AIM:
Go through the data below. List every line that holds the word "Bevölkerung".
** begin SUPPLIED DATA **
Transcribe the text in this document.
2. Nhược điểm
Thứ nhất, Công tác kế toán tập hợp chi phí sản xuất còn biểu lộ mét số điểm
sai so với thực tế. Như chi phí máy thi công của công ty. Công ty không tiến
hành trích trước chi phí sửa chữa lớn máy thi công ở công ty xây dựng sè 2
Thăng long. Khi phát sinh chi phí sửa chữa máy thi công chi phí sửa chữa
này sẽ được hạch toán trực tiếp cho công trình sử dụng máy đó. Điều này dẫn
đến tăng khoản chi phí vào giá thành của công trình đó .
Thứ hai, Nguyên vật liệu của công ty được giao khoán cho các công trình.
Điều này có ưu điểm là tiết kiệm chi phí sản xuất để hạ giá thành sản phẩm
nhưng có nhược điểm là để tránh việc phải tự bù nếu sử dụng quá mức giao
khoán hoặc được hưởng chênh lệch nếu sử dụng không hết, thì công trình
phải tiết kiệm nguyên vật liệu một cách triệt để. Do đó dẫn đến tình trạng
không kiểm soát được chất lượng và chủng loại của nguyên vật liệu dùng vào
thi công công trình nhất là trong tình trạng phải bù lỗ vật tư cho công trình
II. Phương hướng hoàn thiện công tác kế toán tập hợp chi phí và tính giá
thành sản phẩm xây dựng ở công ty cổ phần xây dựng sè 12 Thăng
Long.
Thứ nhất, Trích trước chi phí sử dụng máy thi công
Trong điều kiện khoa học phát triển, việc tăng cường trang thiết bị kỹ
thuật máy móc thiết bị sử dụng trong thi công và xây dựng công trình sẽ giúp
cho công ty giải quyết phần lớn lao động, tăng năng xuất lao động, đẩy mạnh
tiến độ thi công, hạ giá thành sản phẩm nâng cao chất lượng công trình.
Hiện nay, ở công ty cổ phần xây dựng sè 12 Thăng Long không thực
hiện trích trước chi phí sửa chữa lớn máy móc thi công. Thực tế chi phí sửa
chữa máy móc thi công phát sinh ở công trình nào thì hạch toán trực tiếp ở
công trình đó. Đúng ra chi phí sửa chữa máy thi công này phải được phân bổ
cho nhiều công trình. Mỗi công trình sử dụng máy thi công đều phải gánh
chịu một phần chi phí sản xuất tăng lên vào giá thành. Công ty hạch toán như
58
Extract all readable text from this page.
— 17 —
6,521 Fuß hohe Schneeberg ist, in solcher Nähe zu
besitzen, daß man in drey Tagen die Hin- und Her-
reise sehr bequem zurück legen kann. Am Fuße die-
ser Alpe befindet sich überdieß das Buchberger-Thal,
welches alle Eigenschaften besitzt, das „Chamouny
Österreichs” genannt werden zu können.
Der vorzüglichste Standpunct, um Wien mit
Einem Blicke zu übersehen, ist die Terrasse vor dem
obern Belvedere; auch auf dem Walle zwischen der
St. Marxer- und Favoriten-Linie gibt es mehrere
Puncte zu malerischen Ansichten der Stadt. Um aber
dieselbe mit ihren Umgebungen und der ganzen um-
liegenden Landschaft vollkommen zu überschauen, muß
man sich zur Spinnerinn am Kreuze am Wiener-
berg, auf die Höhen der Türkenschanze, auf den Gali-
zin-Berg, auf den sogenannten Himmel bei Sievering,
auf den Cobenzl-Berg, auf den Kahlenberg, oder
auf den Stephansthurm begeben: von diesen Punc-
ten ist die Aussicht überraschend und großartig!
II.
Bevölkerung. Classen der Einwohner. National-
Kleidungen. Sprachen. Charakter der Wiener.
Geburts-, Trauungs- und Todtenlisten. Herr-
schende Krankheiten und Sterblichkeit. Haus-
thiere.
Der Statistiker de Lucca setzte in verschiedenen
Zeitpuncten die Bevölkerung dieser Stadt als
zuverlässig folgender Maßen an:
** end SUPPLIED DATA **
ANSWER BELOW:
Bevölkerung. Classen der Einwohner. National-
Zeitpuncten die Bevölkerung dieser Stadt als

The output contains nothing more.